- The exercise: Filter the records below and copy every line containing the word "photo".

***** Supplied material

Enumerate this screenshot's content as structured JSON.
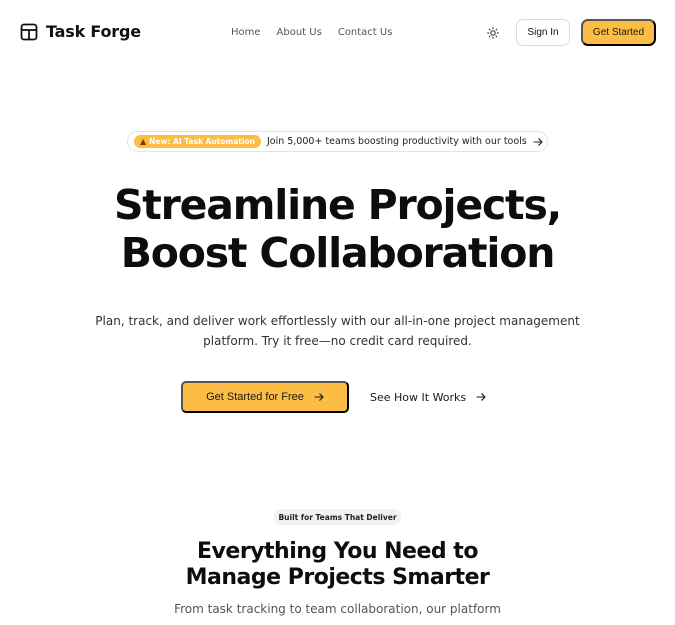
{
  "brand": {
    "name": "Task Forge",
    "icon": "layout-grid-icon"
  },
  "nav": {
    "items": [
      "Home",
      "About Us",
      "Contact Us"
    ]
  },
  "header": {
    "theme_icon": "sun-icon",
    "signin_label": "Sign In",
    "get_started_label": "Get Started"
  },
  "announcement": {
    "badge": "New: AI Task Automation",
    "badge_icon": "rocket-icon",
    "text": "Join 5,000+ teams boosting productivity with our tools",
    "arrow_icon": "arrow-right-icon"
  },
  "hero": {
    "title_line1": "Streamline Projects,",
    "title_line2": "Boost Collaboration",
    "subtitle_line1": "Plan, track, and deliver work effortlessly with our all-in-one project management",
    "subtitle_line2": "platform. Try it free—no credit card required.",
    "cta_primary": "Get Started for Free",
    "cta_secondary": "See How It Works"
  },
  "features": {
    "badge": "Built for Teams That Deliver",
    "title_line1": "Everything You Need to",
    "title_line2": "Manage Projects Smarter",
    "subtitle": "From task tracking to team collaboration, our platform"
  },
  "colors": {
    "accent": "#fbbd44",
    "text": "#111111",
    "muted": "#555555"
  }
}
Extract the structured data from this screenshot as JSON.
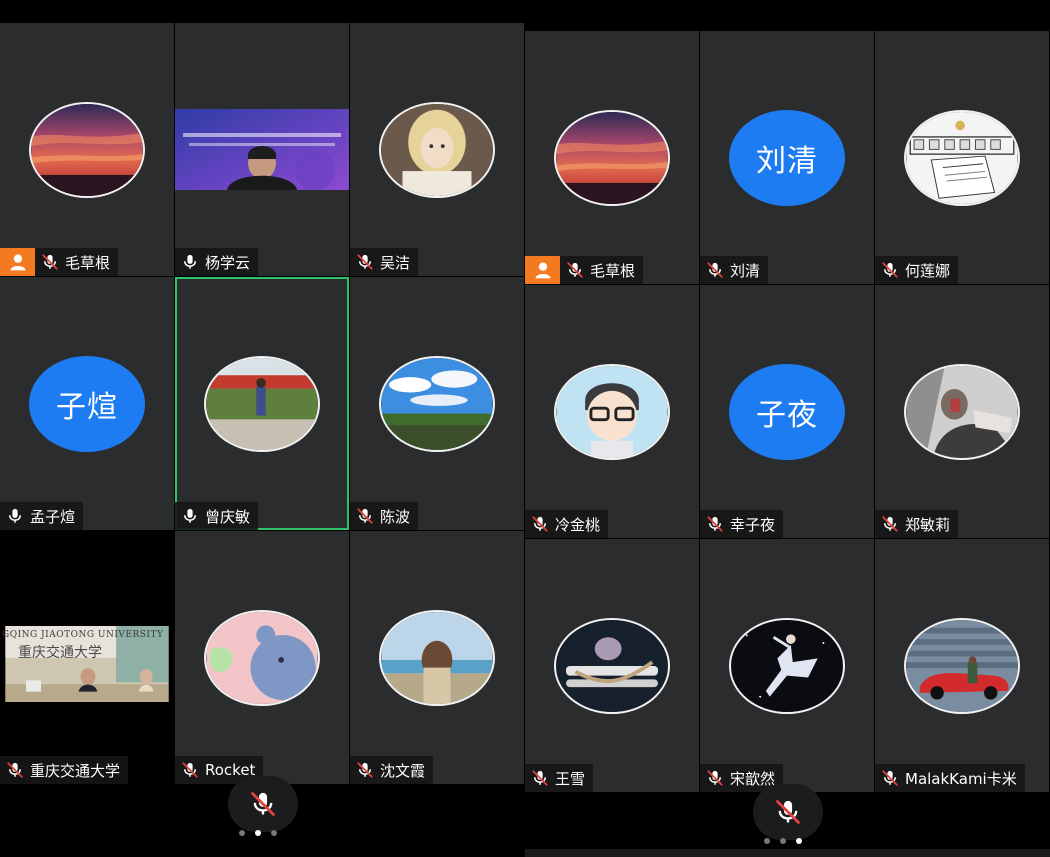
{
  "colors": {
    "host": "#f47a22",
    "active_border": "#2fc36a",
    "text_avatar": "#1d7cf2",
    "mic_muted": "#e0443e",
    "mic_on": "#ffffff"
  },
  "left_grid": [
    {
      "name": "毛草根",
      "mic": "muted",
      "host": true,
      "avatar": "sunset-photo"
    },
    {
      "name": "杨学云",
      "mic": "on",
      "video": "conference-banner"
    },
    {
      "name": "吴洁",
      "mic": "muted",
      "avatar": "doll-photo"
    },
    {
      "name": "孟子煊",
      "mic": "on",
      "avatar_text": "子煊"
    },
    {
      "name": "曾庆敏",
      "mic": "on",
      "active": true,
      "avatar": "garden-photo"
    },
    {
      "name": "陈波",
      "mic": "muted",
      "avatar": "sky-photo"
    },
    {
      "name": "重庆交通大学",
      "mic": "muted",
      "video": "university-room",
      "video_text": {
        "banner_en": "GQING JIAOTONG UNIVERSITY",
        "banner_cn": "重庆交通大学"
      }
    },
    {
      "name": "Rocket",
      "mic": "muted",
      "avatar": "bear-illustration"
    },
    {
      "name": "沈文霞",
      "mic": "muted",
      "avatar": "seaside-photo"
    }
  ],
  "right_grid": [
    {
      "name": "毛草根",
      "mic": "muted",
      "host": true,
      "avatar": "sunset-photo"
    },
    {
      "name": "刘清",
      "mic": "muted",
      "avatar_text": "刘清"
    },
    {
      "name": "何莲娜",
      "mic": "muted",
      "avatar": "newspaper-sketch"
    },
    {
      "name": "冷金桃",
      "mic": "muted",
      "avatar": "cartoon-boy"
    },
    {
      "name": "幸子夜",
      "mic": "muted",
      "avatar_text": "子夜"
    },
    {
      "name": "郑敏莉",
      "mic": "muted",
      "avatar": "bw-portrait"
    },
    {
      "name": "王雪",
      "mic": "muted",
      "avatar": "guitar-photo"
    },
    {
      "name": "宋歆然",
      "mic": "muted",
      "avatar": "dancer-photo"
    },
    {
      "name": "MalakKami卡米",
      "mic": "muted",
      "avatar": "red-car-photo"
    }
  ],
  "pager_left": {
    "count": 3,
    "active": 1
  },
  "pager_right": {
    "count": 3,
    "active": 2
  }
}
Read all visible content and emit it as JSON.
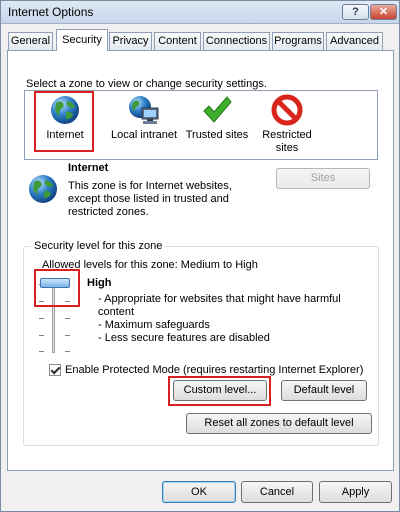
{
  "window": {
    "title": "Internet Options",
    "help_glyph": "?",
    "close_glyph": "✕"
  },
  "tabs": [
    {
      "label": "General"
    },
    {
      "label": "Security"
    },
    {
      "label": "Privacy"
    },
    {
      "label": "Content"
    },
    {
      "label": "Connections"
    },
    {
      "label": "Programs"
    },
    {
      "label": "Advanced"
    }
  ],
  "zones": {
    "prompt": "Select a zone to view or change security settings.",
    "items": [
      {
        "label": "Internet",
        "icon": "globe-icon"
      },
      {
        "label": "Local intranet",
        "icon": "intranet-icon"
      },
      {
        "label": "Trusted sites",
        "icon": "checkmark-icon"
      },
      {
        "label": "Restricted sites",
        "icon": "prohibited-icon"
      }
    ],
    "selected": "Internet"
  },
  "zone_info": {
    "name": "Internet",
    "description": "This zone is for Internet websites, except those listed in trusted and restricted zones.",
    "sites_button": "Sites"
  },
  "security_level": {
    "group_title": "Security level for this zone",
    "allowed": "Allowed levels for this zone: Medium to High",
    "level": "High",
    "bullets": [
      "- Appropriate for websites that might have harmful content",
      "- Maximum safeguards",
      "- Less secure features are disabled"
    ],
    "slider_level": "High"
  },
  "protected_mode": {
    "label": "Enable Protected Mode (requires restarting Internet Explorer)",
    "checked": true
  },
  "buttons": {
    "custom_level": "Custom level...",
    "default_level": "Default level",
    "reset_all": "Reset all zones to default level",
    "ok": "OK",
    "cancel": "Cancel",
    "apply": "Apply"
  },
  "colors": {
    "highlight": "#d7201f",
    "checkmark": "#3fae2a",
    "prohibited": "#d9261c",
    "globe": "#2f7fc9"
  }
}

**********
***** Supplied material

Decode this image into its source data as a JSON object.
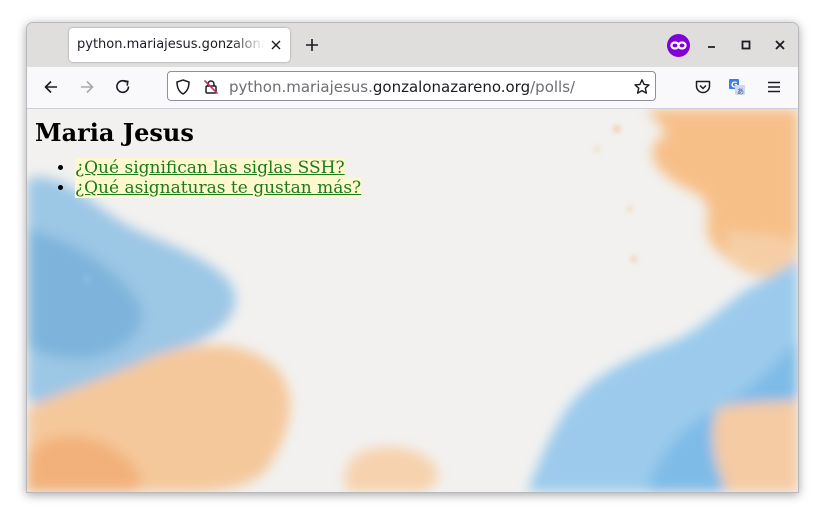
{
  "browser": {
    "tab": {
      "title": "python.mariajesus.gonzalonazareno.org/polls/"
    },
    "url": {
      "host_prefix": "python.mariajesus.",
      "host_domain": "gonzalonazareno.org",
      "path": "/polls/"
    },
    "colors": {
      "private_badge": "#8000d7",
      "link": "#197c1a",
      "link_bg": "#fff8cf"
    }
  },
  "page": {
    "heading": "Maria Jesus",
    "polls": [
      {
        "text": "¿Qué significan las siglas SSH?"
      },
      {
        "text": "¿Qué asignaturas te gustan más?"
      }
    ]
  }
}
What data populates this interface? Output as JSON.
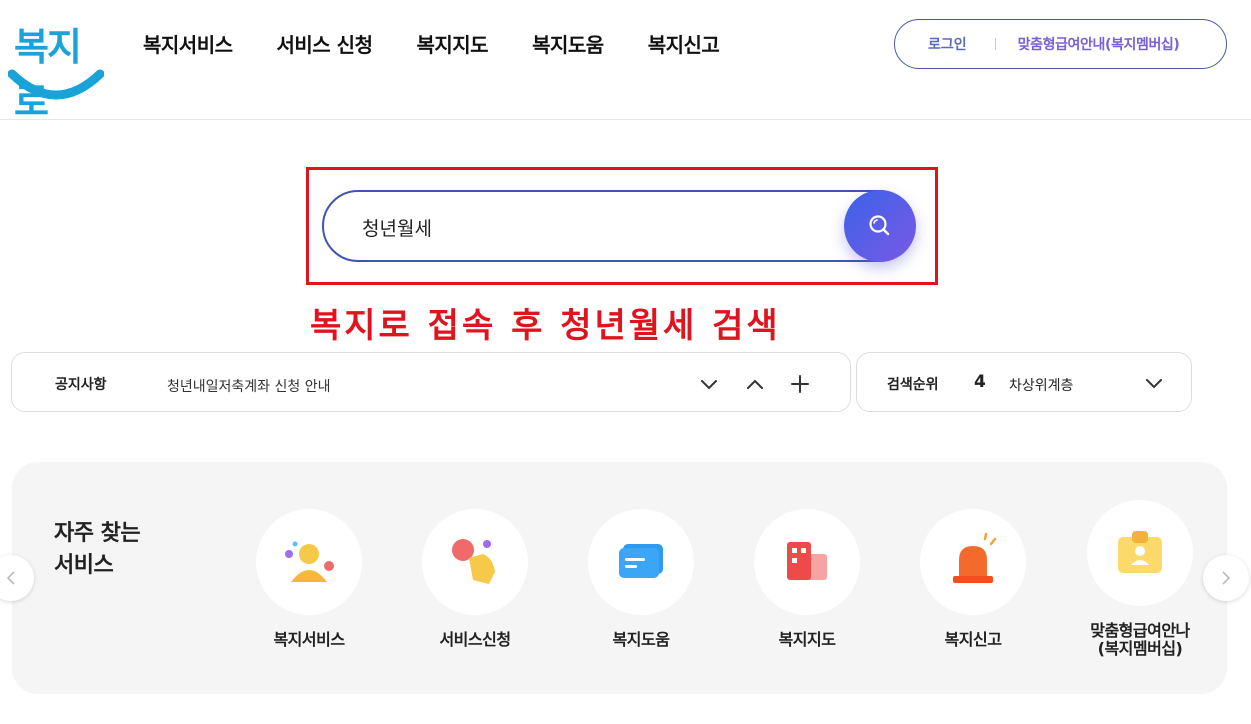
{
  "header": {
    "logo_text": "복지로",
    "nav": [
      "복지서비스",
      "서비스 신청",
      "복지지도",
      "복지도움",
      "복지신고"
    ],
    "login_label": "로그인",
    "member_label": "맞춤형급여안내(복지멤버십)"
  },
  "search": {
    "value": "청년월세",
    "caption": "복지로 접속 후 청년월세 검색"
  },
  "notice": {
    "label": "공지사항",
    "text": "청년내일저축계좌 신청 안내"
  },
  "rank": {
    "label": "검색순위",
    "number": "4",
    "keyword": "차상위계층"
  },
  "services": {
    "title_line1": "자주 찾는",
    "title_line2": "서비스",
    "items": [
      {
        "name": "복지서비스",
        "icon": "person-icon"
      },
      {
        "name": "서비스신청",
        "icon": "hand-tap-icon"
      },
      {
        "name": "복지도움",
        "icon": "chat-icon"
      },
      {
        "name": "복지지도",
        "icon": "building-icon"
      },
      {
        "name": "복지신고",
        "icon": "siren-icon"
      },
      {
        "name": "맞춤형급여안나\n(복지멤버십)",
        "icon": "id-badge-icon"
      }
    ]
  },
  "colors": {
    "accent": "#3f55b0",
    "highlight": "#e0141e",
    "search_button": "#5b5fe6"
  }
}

**********

- Expected answer:
      "avatar": "sunset-photo"
      "avatar": "doll-photo"
      "avatar": "garden-photo"
      "avatar": "sky-photo"
      "avatar": "seaside-photo"
      "avatar": "sunset-photo"
      "avatar": "guitar-photo"
      "avatar": "dancer-photo"
      "avatar": "red-car-photo"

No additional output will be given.